INPUT.
= = = = =
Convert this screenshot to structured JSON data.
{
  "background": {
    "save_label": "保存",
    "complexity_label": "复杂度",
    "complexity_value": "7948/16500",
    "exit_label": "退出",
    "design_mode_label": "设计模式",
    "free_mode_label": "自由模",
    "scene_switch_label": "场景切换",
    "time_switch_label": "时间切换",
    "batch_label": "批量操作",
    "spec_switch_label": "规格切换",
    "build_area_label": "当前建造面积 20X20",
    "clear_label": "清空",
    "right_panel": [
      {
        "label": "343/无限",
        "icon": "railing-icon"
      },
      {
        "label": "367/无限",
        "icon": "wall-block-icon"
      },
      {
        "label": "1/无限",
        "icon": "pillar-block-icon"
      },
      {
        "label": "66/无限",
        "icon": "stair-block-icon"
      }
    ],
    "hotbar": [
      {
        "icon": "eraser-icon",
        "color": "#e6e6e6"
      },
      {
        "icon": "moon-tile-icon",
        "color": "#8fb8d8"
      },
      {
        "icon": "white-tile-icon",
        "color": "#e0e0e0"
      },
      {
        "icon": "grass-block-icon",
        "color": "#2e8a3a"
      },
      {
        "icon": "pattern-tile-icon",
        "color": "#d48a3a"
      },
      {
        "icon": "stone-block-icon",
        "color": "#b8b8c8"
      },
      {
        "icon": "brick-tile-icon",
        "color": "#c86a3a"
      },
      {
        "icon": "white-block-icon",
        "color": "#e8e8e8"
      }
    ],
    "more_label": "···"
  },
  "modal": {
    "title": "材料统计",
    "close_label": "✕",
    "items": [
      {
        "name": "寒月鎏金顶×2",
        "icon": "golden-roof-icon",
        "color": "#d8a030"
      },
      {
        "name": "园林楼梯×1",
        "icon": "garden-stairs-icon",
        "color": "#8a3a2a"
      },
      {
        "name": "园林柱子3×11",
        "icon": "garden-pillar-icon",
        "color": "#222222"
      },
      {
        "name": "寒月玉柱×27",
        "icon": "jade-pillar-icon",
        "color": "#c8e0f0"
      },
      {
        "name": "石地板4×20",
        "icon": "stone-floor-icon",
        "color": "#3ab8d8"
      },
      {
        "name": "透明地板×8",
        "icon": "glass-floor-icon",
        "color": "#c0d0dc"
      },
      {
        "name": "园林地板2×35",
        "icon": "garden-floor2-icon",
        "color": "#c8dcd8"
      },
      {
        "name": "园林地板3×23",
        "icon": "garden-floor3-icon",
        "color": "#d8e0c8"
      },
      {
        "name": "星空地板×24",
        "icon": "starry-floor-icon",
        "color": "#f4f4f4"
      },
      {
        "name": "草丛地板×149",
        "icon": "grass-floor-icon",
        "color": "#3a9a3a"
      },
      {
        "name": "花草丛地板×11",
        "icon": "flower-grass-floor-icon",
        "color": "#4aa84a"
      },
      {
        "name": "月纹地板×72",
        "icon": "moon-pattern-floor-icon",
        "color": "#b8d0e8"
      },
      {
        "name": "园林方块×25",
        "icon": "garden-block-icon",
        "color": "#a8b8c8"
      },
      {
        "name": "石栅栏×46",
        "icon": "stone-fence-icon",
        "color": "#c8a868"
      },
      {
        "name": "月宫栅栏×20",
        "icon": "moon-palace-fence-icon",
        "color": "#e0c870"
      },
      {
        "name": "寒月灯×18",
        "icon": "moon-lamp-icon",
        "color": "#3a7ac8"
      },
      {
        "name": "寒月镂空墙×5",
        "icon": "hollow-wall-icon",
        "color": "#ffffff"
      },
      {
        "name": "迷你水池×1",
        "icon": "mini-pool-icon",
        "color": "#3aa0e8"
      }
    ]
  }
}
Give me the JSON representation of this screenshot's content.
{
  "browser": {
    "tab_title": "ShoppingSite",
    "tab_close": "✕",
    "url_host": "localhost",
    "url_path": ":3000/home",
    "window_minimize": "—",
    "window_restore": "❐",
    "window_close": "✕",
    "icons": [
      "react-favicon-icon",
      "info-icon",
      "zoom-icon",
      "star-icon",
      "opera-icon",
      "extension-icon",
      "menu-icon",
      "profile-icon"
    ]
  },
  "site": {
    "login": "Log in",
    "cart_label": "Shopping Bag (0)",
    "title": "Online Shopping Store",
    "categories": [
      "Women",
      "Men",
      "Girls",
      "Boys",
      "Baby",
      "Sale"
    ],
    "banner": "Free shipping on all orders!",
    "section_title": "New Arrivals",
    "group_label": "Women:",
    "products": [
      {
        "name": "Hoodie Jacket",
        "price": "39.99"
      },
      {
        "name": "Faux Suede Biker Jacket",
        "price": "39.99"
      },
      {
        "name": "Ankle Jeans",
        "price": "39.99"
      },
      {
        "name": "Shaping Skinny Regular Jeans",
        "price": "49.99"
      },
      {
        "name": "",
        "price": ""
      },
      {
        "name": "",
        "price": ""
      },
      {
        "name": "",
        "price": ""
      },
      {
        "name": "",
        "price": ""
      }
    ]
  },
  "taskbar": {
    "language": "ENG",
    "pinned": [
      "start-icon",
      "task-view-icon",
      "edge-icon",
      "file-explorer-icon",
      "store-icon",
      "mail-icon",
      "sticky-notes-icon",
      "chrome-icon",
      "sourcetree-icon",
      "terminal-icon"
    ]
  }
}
= = = = =
WHAT YOU WILL DO. Search the data above for the word "screenshot", then gather each line in which it appears.

EXERCISE SOLUTION.
Convert this screenshot to structured JSON data.
Give me the JSON representation of this screenshot's content.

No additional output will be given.